--- start of Records shown ---

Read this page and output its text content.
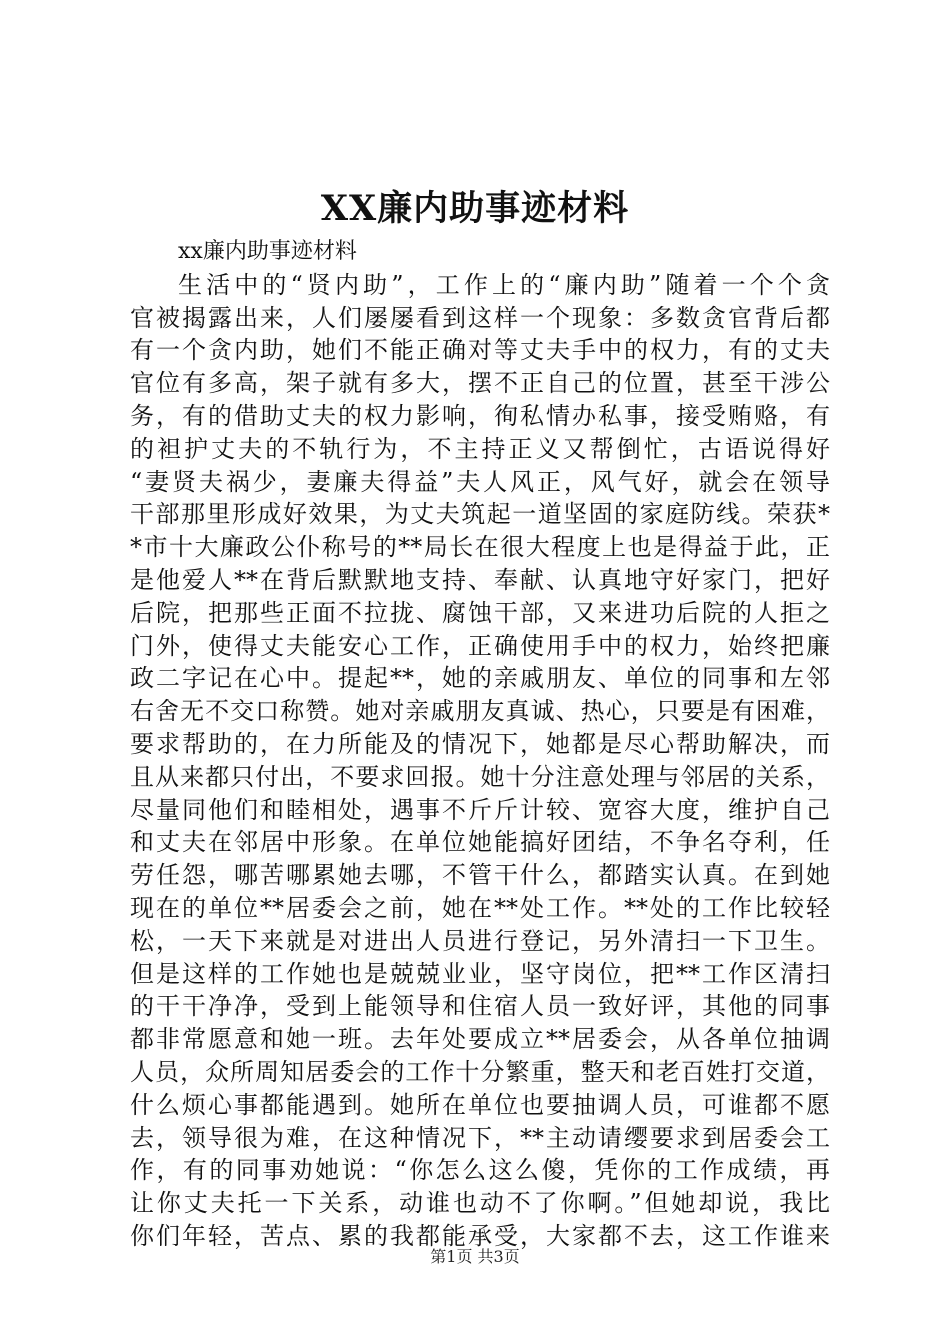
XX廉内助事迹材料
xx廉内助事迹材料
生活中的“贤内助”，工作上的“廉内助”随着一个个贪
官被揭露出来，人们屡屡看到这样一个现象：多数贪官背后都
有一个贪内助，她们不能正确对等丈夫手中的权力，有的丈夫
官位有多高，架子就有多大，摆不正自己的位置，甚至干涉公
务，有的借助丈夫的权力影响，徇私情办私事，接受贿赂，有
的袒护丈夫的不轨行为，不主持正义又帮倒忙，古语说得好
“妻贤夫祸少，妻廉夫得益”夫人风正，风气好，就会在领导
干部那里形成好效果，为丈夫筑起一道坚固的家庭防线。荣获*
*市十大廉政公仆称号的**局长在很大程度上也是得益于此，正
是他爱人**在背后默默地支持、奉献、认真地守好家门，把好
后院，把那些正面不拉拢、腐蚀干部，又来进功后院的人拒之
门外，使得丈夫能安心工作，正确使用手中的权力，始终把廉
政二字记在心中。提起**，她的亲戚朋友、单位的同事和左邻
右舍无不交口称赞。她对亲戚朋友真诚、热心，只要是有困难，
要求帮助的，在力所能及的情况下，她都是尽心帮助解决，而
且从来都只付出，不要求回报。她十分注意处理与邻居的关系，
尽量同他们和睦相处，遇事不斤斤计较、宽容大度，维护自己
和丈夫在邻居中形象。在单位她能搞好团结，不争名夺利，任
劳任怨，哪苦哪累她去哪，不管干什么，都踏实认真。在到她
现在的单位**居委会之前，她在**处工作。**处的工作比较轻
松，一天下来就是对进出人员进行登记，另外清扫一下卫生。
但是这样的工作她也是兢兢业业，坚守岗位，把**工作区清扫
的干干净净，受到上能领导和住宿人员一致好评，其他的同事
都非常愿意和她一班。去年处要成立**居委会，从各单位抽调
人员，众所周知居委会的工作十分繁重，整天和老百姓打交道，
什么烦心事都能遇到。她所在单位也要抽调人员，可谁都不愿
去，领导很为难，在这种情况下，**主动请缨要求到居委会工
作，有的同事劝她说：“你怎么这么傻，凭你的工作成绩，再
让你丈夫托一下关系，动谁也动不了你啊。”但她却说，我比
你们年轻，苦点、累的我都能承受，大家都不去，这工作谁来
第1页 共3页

--- end of Records shown ---
--- start of Records shown ---

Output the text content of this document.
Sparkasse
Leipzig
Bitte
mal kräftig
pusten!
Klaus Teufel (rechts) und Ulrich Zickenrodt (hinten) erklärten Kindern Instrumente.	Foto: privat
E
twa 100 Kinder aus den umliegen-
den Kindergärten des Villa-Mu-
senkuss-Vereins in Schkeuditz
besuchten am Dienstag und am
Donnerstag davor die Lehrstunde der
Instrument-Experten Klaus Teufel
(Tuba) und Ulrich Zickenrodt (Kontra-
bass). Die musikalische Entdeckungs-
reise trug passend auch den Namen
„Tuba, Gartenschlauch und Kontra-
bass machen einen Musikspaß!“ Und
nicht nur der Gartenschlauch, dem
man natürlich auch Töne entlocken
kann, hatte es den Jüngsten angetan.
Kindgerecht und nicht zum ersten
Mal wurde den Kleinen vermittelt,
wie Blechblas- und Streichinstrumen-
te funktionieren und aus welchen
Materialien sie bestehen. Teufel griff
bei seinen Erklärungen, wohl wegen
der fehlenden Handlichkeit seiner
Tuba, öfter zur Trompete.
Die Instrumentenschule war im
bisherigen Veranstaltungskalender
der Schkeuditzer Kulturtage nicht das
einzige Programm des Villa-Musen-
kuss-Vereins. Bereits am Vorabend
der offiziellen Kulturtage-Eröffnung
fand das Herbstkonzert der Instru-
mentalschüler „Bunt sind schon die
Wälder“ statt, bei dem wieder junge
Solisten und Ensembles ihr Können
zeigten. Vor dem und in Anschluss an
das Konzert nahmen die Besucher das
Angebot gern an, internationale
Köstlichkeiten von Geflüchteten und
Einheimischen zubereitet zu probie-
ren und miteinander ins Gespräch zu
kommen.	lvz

--- end of Records shown ---

**Problem**
In the records above, locate each line with the word "bass". Copy all such lines.

**Written solution**
bass). Die musikalische Entdeckungs-
bass machen einen Musikspaß!“ Und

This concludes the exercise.